Copy out every line containing the word "отсутствуют".

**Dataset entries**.
--------------------------------
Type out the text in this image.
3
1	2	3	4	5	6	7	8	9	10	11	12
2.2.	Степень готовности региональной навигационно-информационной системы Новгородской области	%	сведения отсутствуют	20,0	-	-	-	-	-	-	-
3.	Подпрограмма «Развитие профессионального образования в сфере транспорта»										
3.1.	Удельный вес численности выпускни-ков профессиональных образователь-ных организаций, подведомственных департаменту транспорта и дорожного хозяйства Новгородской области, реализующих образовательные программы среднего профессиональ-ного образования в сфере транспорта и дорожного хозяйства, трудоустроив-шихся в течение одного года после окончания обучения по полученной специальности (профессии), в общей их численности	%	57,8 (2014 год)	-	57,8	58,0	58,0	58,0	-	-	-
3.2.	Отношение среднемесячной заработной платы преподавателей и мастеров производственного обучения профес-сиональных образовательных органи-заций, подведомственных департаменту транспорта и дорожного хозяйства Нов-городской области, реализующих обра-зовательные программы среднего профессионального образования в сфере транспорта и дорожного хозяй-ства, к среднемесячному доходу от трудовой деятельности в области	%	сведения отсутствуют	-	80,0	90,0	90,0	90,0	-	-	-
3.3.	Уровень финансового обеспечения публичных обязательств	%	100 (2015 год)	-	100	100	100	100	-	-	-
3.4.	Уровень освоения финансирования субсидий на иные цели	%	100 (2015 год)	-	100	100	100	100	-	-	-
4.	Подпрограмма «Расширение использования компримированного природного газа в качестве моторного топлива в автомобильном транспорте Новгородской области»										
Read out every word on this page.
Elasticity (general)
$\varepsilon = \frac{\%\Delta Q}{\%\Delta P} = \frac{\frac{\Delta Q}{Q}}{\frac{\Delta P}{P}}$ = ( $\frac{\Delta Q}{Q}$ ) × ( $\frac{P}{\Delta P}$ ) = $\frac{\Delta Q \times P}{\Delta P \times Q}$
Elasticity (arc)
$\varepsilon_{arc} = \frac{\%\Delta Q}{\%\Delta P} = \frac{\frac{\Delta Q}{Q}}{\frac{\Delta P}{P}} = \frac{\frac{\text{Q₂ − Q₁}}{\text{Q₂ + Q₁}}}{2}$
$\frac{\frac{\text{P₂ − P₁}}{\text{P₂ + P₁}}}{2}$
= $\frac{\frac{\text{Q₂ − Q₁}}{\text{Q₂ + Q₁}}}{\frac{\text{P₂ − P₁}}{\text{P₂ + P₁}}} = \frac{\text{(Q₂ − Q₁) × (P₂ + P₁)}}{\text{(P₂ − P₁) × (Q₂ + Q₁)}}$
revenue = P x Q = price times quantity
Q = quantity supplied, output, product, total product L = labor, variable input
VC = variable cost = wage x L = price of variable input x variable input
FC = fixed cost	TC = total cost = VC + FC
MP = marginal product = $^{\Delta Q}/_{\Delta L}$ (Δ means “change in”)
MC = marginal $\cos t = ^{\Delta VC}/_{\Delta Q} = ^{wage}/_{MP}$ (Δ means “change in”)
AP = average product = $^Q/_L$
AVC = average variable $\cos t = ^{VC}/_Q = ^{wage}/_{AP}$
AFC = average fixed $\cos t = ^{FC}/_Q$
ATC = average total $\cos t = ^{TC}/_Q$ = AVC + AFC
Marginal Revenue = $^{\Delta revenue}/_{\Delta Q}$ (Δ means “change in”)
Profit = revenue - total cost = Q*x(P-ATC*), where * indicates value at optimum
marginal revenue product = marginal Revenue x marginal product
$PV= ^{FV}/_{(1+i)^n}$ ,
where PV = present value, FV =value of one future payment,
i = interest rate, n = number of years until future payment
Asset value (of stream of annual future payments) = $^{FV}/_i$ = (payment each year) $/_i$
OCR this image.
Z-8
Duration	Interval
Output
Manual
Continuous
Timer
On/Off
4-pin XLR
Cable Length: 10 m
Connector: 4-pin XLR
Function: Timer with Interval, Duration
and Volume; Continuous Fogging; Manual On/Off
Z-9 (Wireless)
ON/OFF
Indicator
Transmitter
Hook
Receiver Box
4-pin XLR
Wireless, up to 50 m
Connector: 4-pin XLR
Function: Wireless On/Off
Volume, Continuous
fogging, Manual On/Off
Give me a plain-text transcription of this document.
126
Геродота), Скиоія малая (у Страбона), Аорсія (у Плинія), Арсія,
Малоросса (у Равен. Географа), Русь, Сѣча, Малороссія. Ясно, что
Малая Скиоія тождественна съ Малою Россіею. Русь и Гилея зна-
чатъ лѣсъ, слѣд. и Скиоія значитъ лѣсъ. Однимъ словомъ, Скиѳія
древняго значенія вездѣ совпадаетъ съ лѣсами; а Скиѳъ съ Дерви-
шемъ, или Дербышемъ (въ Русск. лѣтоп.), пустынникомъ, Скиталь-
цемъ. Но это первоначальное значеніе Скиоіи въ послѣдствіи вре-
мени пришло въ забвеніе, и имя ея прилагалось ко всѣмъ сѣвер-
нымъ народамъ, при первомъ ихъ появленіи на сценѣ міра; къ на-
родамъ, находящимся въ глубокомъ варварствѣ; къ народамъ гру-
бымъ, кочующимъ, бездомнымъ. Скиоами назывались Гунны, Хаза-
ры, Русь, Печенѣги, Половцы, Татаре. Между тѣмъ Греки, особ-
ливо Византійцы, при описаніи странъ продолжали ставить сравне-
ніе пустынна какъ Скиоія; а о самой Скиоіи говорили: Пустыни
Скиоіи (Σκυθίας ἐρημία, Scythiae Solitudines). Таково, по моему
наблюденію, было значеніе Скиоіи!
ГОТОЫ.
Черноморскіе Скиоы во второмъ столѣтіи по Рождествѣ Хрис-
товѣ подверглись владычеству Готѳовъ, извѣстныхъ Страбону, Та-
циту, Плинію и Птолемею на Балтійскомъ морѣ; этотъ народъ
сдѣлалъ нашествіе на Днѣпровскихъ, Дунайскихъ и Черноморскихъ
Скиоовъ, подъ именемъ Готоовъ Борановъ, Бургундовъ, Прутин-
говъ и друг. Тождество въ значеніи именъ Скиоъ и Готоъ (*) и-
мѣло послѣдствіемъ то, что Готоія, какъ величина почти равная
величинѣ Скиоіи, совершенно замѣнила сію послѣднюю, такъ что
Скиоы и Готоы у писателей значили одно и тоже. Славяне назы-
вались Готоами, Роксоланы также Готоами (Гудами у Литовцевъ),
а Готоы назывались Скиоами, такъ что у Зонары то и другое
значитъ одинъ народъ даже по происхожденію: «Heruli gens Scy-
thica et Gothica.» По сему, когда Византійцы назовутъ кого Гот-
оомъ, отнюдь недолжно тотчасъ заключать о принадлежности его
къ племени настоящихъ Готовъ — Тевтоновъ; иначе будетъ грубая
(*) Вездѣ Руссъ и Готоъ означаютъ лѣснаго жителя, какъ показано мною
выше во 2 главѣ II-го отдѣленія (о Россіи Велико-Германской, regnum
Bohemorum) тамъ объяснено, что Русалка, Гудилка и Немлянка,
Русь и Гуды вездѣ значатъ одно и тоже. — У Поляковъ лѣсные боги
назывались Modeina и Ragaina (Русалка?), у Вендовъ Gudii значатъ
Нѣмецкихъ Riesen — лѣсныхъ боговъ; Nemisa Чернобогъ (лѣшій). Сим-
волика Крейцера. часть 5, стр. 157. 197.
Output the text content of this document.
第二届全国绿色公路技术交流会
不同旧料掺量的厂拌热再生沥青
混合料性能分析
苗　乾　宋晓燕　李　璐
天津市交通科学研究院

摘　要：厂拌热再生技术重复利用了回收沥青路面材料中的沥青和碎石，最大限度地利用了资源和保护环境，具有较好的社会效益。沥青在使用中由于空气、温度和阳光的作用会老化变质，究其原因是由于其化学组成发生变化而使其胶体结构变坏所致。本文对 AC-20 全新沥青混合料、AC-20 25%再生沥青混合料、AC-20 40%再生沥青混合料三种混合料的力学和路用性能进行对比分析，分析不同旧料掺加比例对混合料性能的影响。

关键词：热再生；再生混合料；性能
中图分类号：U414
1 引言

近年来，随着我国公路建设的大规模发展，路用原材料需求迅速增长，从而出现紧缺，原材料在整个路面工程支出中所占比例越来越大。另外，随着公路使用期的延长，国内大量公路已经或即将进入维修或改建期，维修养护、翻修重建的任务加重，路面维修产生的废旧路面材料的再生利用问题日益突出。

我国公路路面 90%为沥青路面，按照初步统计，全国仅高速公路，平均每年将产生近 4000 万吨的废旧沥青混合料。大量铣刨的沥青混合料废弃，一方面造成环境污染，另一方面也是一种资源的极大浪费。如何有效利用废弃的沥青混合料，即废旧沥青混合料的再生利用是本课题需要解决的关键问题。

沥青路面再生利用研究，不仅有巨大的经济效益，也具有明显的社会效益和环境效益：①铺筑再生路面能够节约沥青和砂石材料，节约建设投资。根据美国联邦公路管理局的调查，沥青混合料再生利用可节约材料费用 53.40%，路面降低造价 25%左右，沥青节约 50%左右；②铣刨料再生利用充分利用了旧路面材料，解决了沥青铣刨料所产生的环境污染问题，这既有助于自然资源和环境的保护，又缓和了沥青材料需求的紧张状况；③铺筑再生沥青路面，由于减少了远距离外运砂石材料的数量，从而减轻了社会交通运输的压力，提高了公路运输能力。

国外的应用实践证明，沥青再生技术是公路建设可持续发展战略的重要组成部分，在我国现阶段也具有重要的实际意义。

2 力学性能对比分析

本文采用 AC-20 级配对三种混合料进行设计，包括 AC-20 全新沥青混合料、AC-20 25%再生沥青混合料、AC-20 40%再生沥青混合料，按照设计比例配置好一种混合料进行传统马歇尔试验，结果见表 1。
--------------------------------
**Answer**.
2.2.	Степень готовности региональной навигационно-информационной системы Новгородской области	%	сведения отсутствуют	20,0	-	-	-	-	-	-	-
3.2.	Отношение среднемесячной заработной платы преподавателей и мастеров производственного обучения профес-сиональных образовательных органи-заций, подведомственных департаменту транспорта и дорожного хозяйства Нов-городской области, реализующих обра-зовательные программы среднего профессионального образования в сфере транспорта и дорожного хозяй-ства, к среднемесячному доходу от трудовой деятельности в области	%	сведения отсутствуют	-	80,0	90,0	90,0	90,0	-	-	-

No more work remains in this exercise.